Short problem: Check each line of the entries below for the string "Mini" and state how many lines have it, with no other text.

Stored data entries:

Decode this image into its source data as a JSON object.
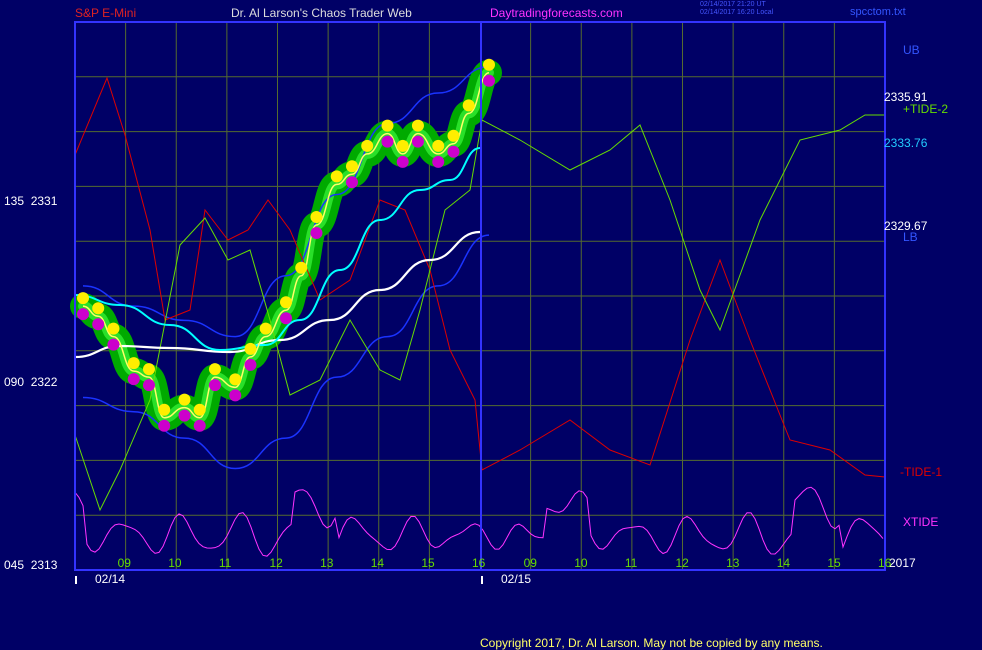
{
  "header": {
    "symbol": "S&P E-Mini",
    "brand": "Dr. Al Larson's Chaos Trader Web",
    "site": "Daytradingforecasts.com",
    "stamp_line1": "02/14/2017 21:20 UT",
    "stamp_line2": "02/14/2017 16:20 Local",
    "file": "spcctom.txt"
  },
  "y_axis_left": {
    "ticks": [
      {
        "code": "135",
        "price": "2331"
      },
      {
        "code": "090",
        "price": "2322"
      },
      {
        "code": "045",
        "price": "2313"
      }
    ]
  },
  "right_labels": {
    "ub": "UB",
    "price_high": "2335.91",
    "tide2": "+TIDE-2",
    "price_mid": "2333.76",
    "price_low": "2329.67",
    "lb": "LB",
    "tide1": "-TIDE-1",
    "xtide": "XTIDE",
    "year": "2017"
  },
  "x_axis": {
    "hours_day1": [
      "09",
      "10",
      "11",
      "12",
      "13",
      "14",
      "15",
      "16"
    ],
    "hours_day2": [
      "09",
      "10",
      "11",
      "12",
      "13",
      "14",
      "15",
      "16"
    ],
    "dates": [
      "02/14",
      "02/15"
    ]
  },
  "footer": {
    "copyright": "Copyright 2017, Dr. Al Larson. May not be copied by any means."
  },
  "colors": {
    "background": "#000066",
    "frame": "#3333ff",
    "grid": "#556b2f",
    "price_band": "#00aa00",
    "highs": "#ffee00",
    "lows": "#cc00cc",
    "tide1": "#dd0000",
    "tide2": "#66dd00",
    "xtide": "#ff33ff",
    "ma_fast": "#00ffff",
    "ma_slow": "#ffffff",
    "bands": "#1a33ff",
    "price_line": "#ffff66"
  },
  "chart_data": {
    "type": "line",
    "title": "S&P E-Mini",
    "y_range": [
      2313,
      2340
    ],
    "x_axis_hours": [
      "09",
      "10",
      "11",
      "12",
      "13",
      "14",
      "15",
      "16"
    ],
    "days": [
      "02/14",
      "02/15"
    ],
    "series": [
      {
        "name": "S&P E-Mini",
        "x_hours": [
          8.0,
          8.3,
          8.6,
          9.0,
          9.3,
          9.6,
          10.0,
          10.3,
          10.6,
          11.0,
          11.3,
          11.6,
          12.0,
          12.3,
          12.6,
          13.0,
          13.3,
          13.6,
          14.0,
          14.3,
          14.6,
          15.0,
          15.3,
          15.6,
          16.0
        ],
        "values": [
          2326.0,
          2325.5,
          2324.5,
          2322.8,
          2322.5,
          2320.5,
          2321.0,
          2320.5,
          2322.5,
          2322.0,
          2323.5,
          2324.5,
          2325.8,
          2327.5,
          2330.0,
          2332.0,
          2332.5,
          2333.5,
          2334.5,
          2333.5,
          2334.5,
          2333.5,
          2334.0,
          2335.5,
          2337.5
        ]
      },
      {
        "name": "UB",
        "x_hours": [
          8.0,
          9.0,
          10.0,
          11.0,
          12.0,
          13.0,
          14.0,
          15.0,
          16.0
        ],
        "values": [
          2327.0,
          2326.0,
          2325.3,
          2324.5,
          2327.5,
          2331.5,
          2335.0,
          2336.5,
          2337.8
        ]
      },
      {
        "name": "LB",
        "x_hours": [
          8.0,
          9.0,
          10.0,
          11.0,
          12.0,
          13.0,
          14.0,
          15.0,
          16.0
        ],
        "values": [
          2321.5,
          2320.8,
          2319.5,
          2318.0,
          2319.5,
          2322.5,
          2324.5,
          2327.0,
          2329.5
        ]
      }
    ],
    "annotations": {
      "last_price_label": "2335.91",
      "ub_label": "2333.76",
      "lb_label": "2329.67"
    }
  }
}
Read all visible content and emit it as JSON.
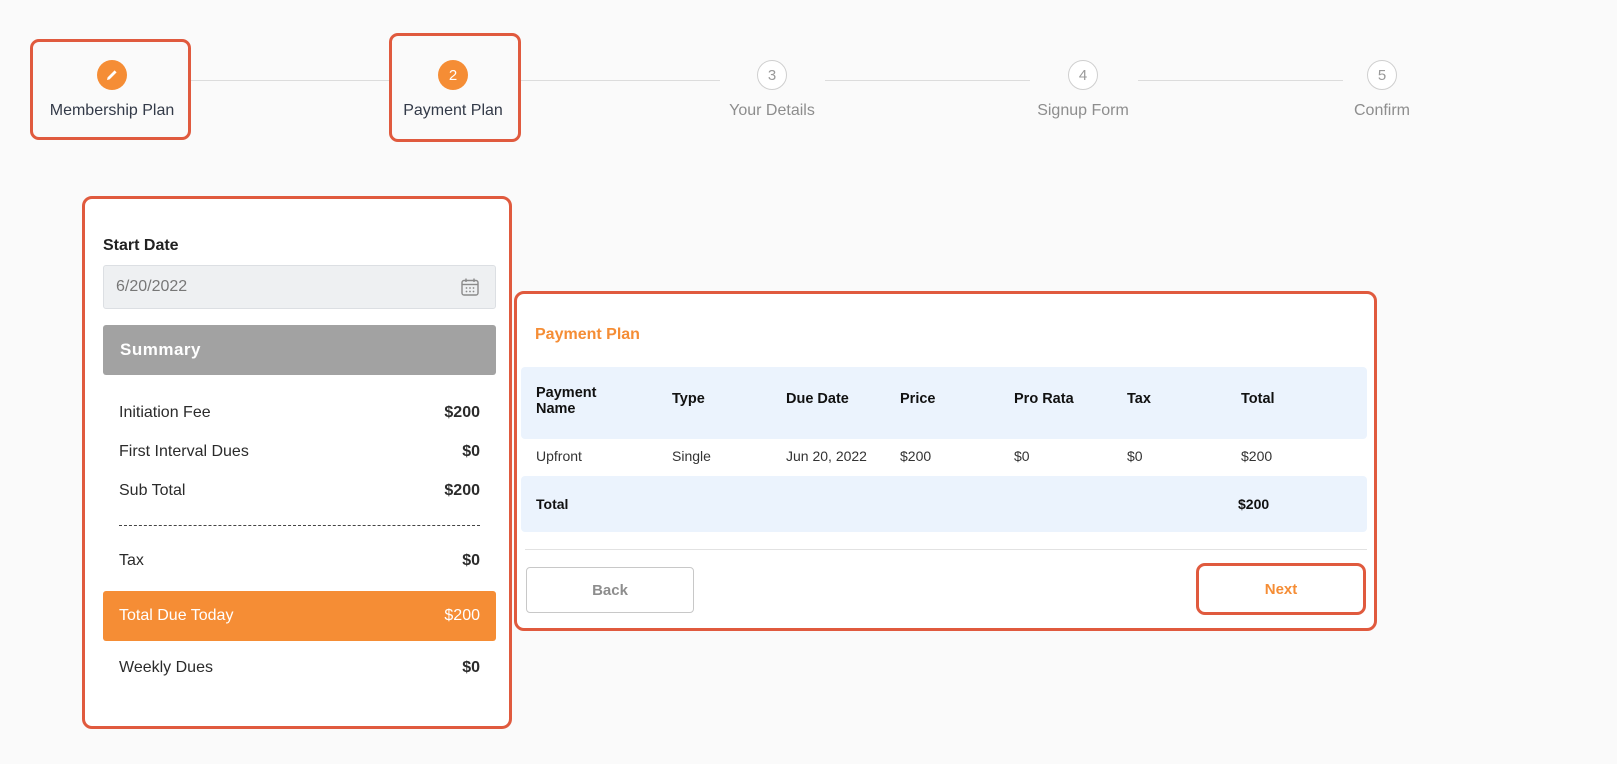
{
  "steps": [
    {
      "number": "",
      "label": "Membership Plan",
      "icon": "pencil-icon",
      "state": "completed"
    },
    {
      "number": "2",
      "label": "Payment Plan",
      "state": "active"
    },
    {
      "number": "3",
      "label": "Your Details",
      "state": "inactive"
    },
    {
      "number": "4",
      "label": "Signup Form",
      "state": "inactive"
    },
    {
      "number": "5",
      "label": "Confirm",
      "state": "inactive"
    }
  ],
  "summary": {
    "start_date_label": "Start Date",
    "start_date_value": "6/20/2022",
    "header": "Summary",
    "rows": [
      {
        "label": "Initiation Fee",
        "value": "$200"
      },
      {
        "label": "First Interval Dues",
        "value": "$0"
      },
      {
        "label": "Sub Total",
        "value": "$200"
      }
    ],
    "tax": {
      "label": "Tax",
      "value": "$0"
    },
    "total_due": {
      "label": "Total Due Today",
      "value": "$200"
    },
    "weekly_dues": {
      "label": "Weekly Dues",
      "value": "$0"
    }
  },
  "payment_plan": {
    "title": "Payment Plan",
    "columns": [
      "Payment Name",
      "Type",
      "Due Date",
      "Price",
      "Pro Rata",
      "Tax",
      "Total"
    ],
    "rows": [
      [
        "Upfront",
        "Single",
        "Jun 20, 2022",
        "$200",
        "$0",
        "$0",
        "$200"
      ]
    ],
    "total_label": "Total",
    "total_value": "$200",
    "back_label": "Back",
    "next_label": "Next"
  },
  "colors": {
    "accent": "#f58d35",
    "highlight": "#e05a3e",
    "summary_header": "#a2a2a2",
    "table_header_bg": "#ebf3fd"
  }
}
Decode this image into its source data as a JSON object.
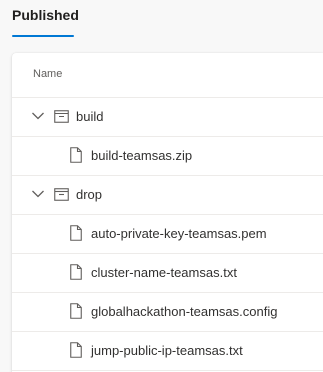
{
  "tabs": [
    {
      "label": "Published",
      "active": true
    }
  ],
  "table": {
    "column_header": "Name",
    "rows": [
      {
        "label": "build",
        "type": "folder",
        "expanded": true,
        "icon": "folder-icon"
      },
      {
        "label": "build-teamsas.zip",
        "type": "file",
        "icon": "file-icon"
      },
      {
        "label": "drop",
        "type": "folder",
        "expanded": true,
        "icon": "folder-icon"
      },
      {
        "label": "auto-private-key-teamsas.pem",
        "type": "file",
        "icon": "file-icon"
      },
      {
        "label": "cluster-name-teamsas.txt",
        "type": "file",
        "icon": "file-icon"
      },
      {
        "label": "globalhackathon-teamsas.config",
        "type": "file",
        "icon": "file-icon"
      },
      {
        "label": "jump-public-ip-teamsas.txt",
        "type": "file",
        "icon": "file-icon"
      }
    ]
  },
  "colors": {
    "accent": "#0078d4",
    "text": "#323130",
    "muted": "#605e5c"
  }
}
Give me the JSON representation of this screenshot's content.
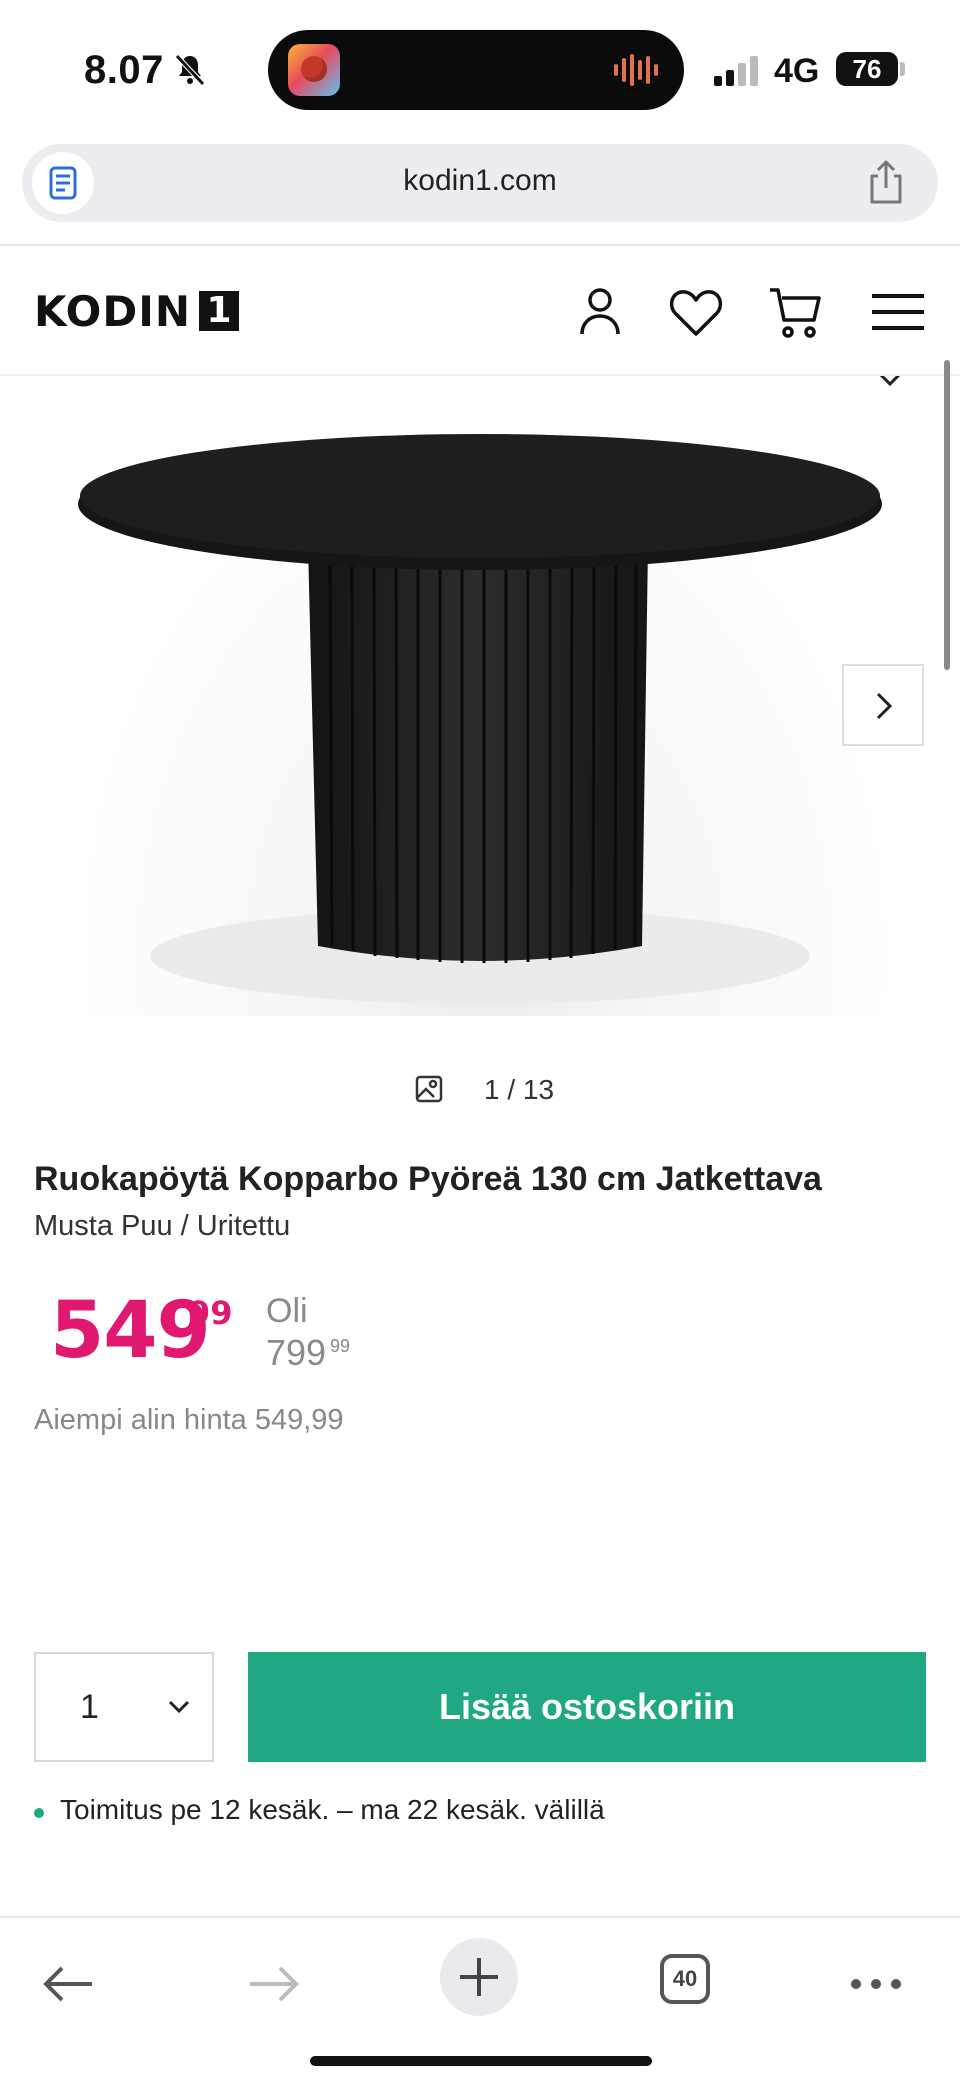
{
  "status_bar": {
    "time": "8.07",
    "network": "4G",
    "battery": "76"
  },
  "browser": {
    "url": "kodin1.com",
    "tab_count": "40"
  },
  "site": {
    "logo_text": "KODIN",
    "logo_number": "1"
  },
  "gallery": {
    "counter": "1 / 13"
  },
  "product": {
    "title": "Ruokapöytä Kopparbo Pyöreä 130 cm Jatkettava",
    "subtitle": "Musta Puu / Uritettu",
    "price_main": "549",
    "price_cents": "99",
    "was_label": "Oli",
    "was_price": "799",
    "was_cents": "99",
    "previous_lowest": "Aiempi alin hinta 549,99"
  },
  "cart": {
    "quantity": "1",
    "add_label": "Lisää ostoskoriin",
    "delivery": "Toimitus pe 12 kesäk. – ma 22 kesäk. välillä"
  },
  "colors": {
    "price": "#e0186f",
    "accent_green": "#1fa882"
  }
}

Final answer: 3